<<<<

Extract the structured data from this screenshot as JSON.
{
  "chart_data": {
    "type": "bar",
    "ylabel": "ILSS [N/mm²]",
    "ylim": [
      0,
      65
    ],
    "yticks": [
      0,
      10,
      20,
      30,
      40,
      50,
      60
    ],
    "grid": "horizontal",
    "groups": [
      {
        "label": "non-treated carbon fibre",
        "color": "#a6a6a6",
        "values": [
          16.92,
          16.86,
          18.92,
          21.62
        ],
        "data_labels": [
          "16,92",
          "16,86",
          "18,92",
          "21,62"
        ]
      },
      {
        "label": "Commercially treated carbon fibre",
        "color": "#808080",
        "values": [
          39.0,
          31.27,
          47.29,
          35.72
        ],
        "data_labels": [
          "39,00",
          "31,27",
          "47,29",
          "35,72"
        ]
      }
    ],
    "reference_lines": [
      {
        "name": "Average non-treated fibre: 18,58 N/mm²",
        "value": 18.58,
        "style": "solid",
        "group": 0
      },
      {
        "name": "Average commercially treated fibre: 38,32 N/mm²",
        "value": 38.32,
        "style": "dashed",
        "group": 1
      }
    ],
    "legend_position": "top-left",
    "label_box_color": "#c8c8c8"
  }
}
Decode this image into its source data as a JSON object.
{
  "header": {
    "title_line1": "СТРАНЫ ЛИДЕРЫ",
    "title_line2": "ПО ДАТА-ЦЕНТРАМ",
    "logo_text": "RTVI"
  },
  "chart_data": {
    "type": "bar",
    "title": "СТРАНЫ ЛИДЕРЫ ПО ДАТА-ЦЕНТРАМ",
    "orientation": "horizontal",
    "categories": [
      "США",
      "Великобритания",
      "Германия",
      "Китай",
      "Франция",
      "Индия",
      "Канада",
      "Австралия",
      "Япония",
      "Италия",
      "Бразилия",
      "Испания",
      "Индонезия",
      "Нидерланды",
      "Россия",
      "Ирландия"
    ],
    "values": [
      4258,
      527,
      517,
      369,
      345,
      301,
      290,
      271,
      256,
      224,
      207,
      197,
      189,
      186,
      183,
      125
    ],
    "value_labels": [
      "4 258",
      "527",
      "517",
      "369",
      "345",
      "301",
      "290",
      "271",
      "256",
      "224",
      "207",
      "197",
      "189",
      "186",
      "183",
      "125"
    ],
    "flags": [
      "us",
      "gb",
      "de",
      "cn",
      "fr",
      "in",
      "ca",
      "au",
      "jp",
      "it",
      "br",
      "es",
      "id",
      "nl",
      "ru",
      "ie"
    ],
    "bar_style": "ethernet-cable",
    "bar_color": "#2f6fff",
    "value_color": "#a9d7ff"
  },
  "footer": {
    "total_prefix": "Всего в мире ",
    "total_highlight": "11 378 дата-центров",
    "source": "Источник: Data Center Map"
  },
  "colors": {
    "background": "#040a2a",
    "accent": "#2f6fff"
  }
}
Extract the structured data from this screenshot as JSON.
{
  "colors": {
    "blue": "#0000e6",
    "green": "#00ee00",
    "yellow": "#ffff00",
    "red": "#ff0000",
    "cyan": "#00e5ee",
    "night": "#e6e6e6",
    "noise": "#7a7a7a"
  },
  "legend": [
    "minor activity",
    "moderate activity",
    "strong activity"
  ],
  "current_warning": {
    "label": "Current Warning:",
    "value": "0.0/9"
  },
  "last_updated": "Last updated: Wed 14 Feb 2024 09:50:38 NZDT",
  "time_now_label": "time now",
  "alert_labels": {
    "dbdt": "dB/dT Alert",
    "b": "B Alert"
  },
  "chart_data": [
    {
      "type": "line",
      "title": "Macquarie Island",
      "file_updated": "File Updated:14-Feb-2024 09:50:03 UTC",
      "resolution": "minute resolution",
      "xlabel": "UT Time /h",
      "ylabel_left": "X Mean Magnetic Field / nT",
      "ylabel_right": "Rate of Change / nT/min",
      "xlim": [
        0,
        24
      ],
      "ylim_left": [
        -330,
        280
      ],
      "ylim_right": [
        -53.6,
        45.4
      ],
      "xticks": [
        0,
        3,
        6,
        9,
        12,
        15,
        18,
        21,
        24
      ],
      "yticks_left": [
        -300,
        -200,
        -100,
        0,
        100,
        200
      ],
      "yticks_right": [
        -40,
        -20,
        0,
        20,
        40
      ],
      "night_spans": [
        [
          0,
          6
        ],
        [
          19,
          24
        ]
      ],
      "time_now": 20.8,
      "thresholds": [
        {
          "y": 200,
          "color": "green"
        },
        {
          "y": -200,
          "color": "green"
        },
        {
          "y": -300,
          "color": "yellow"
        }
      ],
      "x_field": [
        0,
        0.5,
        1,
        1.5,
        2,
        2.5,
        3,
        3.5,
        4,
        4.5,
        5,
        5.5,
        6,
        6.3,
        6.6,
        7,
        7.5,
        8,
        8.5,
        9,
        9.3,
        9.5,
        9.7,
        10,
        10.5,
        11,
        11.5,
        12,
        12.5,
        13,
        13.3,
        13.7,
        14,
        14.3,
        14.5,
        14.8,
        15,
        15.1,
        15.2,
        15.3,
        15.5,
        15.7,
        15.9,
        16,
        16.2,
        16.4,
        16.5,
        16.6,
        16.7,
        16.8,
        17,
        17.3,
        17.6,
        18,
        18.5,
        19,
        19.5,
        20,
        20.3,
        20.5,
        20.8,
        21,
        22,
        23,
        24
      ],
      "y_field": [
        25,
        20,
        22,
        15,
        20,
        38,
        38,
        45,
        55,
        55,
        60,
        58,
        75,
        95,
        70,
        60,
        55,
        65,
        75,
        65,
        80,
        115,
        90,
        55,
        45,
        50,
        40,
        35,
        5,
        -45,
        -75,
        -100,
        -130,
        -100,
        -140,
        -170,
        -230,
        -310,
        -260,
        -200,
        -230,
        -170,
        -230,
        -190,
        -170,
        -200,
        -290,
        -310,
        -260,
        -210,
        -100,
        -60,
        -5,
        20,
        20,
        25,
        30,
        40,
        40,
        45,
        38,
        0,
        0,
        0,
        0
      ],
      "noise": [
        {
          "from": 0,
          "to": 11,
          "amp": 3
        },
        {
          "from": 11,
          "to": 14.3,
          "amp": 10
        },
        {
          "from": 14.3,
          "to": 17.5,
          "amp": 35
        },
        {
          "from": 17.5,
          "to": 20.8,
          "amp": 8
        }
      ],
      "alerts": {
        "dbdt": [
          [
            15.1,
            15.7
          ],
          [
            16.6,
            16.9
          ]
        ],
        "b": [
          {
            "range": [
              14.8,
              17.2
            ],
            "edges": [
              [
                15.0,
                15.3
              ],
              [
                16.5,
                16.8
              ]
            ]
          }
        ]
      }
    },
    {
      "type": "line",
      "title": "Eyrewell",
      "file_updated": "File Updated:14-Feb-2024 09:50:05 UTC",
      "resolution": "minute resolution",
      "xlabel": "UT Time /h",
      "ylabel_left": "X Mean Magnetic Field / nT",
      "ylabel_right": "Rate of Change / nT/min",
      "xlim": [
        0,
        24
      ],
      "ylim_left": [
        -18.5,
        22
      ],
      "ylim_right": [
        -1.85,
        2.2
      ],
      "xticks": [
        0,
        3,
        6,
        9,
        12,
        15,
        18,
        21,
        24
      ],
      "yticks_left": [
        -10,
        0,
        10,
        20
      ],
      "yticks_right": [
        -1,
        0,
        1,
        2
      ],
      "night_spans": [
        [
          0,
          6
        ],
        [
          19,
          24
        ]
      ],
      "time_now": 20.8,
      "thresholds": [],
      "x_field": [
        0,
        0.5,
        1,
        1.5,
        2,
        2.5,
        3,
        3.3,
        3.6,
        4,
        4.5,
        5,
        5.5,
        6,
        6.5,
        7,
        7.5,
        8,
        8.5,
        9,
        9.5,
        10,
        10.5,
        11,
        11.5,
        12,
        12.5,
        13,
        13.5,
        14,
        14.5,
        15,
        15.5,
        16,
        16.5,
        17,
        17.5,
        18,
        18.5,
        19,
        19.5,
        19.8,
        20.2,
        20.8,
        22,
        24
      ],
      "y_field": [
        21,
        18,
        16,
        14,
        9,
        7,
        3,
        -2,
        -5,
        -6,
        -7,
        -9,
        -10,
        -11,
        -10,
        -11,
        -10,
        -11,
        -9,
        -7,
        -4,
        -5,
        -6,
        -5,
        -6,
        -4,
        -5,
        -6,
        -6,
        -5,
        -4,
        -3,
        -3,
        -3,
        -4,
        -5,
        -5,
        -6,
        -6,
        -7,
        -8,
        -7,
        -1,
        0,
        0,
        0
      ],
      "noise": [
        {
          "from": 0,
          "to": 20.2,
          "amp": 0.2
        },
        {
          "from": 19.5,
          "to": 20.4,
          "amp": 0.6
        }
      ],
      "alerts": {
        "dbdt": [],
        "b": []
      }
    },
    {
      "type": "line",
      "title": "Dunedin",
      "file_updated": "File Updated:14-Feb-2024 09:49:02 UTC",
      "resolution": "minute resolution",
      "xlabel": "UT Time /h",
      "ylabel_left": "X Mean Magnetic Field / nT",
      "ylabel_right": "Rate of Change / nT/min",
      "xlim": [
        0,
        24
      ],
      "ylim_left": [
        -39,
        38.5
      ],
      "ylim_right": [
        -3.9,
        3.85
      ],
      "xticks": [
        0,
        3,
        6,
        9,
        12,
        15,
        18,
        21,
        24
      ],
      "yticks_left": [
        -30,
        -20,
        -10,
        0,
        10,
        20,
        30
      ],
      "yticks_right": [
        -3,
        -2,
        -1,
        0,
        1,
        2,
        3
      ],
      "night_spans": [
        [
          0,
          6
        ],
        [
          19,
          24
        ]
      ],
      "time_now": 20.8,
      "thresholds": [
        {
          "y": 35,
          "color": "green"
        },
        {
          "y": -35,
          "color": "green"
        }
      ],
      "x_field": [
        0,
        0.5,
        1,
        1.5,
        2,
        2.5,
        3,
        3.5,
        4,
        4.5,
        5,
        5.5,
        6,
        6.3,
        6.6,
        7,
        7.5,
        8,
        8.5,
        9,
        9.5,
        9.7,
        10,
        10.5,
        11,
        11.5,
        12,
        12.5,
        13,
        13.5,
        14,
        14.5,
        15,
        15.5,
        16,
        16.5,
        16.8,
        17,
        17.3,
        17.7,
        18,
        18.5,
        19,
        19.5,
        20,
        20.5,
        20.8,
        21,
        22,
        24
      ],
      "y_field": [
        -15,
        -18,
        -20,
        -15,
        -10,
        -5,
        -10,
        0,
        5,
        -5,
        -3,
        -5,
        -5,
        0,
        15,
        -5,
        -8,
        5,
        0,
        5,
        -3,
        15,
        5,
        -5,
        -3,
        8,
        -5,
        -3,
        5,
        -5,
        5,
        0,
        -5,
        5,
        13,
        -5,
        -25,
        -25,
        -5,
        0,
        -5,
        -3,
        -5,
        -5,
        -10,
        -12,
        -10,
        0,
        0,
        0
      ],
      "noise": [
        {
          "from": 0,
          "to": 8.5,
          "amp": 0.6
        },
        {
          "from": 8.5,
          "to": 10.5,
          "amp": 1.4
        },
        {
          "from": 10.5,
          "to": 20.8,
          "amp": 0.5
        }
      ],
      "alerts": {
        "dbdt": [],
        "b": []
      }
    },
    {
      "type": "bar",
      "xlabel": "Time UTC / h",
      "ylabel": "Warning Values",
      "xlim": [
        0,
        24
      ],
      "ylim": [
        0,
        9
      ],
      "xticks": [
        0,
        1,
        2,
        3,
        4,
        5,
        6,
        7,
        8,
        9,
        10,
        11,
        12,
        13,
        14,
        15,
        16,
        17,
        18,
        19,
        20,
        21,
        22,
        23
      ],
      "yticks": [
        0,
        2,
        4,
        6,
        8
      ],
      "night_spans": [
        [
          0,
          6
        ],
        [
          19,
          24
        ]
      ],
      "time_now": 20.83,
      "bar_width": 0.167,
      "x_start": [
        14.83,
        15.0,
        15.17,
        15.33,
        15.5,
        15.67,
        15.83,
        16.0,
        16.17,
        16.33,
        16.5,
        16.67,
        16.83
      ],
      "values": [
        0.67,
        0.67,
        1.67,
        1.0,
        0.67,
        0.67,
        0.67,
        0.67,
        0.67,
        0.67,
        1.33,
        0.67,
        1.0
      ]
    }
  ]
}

>>>>

(Prompt)
Give the number of lines in the listing above that contain "File", and nothing else.

(Exercise response)
3